Update the rows below by replacing each occurrence of "Abbrechen" with "Schließen" and keeping everything else the same.

***** DATA LISTING

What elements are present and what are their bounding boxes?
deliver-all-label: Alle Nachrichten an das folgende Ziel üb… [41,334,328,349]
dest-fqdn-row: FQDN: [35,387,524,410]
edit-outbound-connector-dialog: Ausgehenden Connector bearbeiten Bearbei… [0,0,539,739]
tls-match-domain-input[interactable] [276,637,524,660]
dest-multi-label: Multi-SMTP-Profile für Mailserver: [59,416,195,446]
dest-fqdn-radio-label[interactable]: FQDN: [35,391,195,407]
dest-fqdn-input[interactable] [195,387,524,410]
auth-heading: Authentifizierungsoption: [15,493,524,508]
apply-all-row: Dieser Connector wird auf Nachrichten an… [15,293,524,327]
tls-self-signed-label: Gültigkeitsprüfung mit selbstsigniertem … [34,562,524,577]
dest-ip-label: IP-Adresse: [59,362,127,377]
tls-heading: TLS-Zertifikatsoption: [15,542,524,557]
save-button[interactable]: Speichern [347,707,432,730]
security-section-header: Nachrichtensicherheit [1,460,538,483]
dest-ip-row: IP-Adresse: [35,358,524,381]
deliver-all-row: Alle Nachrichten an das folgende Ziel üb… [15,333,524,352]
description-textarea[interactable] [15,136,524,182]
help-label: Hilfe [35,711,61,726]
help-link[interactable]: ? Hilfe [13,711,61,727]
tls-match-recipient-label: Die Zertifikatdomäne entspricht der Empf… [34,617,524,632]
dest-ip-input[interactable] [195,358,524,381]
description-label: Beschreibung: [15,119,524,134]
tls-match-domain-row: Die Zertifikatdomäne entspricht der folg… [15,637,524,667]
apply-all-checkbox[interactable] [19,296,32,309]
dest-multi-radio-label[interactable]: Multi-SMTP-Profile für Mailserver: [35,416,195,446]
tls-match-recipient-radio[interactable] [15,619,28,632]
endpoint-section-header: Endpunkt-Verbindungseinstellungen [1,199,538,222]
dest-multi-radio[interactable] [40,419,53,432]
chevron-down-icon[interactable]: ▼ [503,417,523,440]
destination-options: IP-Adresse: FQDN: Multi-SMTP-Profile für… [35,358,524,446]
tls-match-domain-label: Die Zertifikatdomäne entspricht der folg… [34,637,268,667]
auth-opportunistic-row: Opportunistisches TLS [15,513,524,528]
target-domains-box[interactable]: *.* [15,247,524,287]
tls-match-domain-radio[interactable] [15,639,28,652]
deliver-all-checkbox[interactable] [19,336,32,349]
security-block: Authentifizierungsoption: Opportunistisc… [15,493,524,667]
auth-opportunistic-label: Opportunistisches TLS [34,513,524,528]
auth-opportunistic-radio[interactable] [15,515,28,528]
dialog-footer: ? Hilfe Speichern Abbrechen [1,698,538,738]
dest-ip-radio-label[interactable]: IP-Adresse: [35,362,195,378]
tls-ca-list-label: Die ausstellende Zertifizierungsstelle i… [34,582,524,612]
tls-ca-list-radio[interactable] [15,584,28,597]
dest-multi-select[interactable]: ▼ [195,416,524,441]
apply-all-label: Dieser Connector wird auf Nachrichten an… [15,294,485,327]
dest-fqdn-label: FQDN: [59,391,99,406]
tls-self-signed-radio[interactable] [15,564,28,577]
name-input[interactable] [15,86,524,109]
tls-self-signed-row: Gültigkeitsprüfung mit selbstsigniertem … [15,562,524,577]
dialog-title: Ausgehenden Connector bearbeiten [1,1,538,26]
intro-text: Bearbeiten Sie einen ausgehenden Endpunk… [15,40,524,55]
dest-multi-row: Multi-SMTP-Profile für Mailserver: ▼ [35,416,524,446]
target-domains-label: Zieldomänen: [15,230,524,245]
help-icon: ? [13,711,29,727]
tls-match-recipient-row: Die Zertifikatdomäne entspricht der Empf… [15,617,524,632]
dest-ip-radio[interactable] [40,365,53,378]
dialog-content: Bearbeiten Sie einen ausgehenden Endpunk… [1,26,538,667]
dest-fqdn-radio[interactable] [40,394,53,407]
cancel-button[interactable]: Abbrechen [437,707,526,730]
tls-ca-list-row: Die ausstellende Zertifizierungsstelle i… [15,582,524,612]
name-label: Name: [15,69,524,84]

**********

# EXERCISE RESPONSE
What elements are present and what are their bounding boxes?
deliver-all-label: Alle Nachrichten an das folgende Ziel üb… [41,334,328,349]
dest-fqdn-row: FQDN: [35,387,524,410]
edit-outbound-connector-dialog: Ausgehenden Connector bearbeiten Bearbei… [0,0,539,739]
tls-match-domain-input[interactable] [276,637,524,660]
dest-multi-label: Multi-SMTP-Profile für Mailserver: [59,416,195,446]
dest-fqdn-radio-label[interactable]: FQDN: [35,391,195,407]
dest-fqdn-input[interactable] [195,387,524,410]
auth-heading: Authentifizierungsoption: [15,493,524,508]
apply-all-row: Dieser Connector wird auf Nachrichten an… [15,293,524,327]
tls-self-signed-label: Gültigkeitsprüfung mit selbstsigniertem … [34,562,524,577]
dest-ip-label: IP-Adresse: [59,362,127,377]
tls-heading: TLS-Zertifikatsoption: [15,542,524,557]
save-button[interactable]: Speichern [347,707,432,730]
security-section-header: Nachrichtensicherheit [1,460,538,483]
dest-ip-row: IP-Adresse: [35,358,524,381]
deliver-all-row: Alle Nachrichten an das folgende Ziel üb… [15,333,524,352]
description-textarea[interactable] [15,136,524,182]
help-label: Hilfe [35,711,61,726]
help-link[interactable]: ? Hilfe [13,711,61,727]
tls-match-recipient-label: Die Zertifikatdomäne entspricht der Empf… [34,617,524,632]
dest-ip-input[interactable] [195,358,524,381]
description-label: Beschreibung: [15,119,524,134]
tls-match-domain-row: Die Zertifikatdomäne entspricht der folg… [15,637,524,667]
apply-all-checkbox[interactable] [19,296,32,309]
dest-multi-radio-label[interactable]: Multi-SMTP-Profile für Mailserver: [35,416,195,446]
tls-match-recipient-radio[interactable] [15,619,28,632]
endpoint-section-header: Endpunkt-Verbindungseinstellungen [1,199,538,222]
dest-multi-radio[interactable] [40,419,53,432]
chevron-down-icon[interactable]: ▼ [503,417,523,440]
destination-options: IP-Adresse: FQDN: Multi-SMTP-Profile für… [35,358,524,446]
tls-match-domain-label: Die Zertifikatdomäne entspricht der folg… [34,637,268,667]
auth-opportunistic-row: Opportunistisches TLS [15,513,524,528]
target-domains-box[interactable]: *.* [15,247,524,287]
tls-match-domain-radio[interactable] [15,639,28,652]
deliver-all-checkbox[interactable] [19,336,32,349]
security-block: Authentifizierungsoption: Opportunistisc… [15,493,524,667]
auth-opportunistic-label: Opportunistisches TLS [34,513,524,528]
auth-opportunistic-radio[interactable] [15,515,28,528]
dialog-footer: ? Hilfe Speichern Schließen [1,698,538,738]
dest-ip-radio-label[interactable]: IP-Adresse: [35,362,195,378]
tls-ca-list-label: Die ausstellende Zertifizierungsstelle i… [34,582,524,612]
tls-ca-list-radio[interactable] [15,584,28,597]
dest-multi-select[interactable]: ▼ [195,416,524,441]
apply-all-label: Dieser Connector wird auf Nachrichten an… [15,294,485,327]
dest-fqdn-label: FQDN: [59,391,99,406]
tls-self-signed-radio[interactable] [15,564,28,577]
name-input[interactable] [15,86,524,109]
tls-self-signed-row: Gültigkeitsprüfung mit selbstsigniertem … [15,562,524,577]
dialog-title: Ausgehenden Connector bearbeiten [1,1,538,26]
intro-text: Bearbeiten Sie einen ausgehenden Endpunk… [15,40,524,55]
dest-multi-row: Multi-SMTP-Profile für Mailserver: ▼ [35,416,524,446]
target-domains-label: Zieldomänen: [15,230,524,245]
help-icon: ? [13,711,29,727]
tls-match-recipient-row: Die Zertifikatdomäne entspricht der Empf… [15,617,524,632]
dest-ip-radio[interactable] [40,365,53,378]
dialog-content: Bearbeiten Sie einen ausgehenden Endpunk… [1,26,538,667]
dest-fqdn-radio[interactable] [40,394,53,407]
cancel-button[interactable]: Schließen [437,707,526,730]
tls-ca-list-row: Die ausstellende Zertifizierungsstelle i… [15,582,524,612]
name-label: Name: [15,69,524,84]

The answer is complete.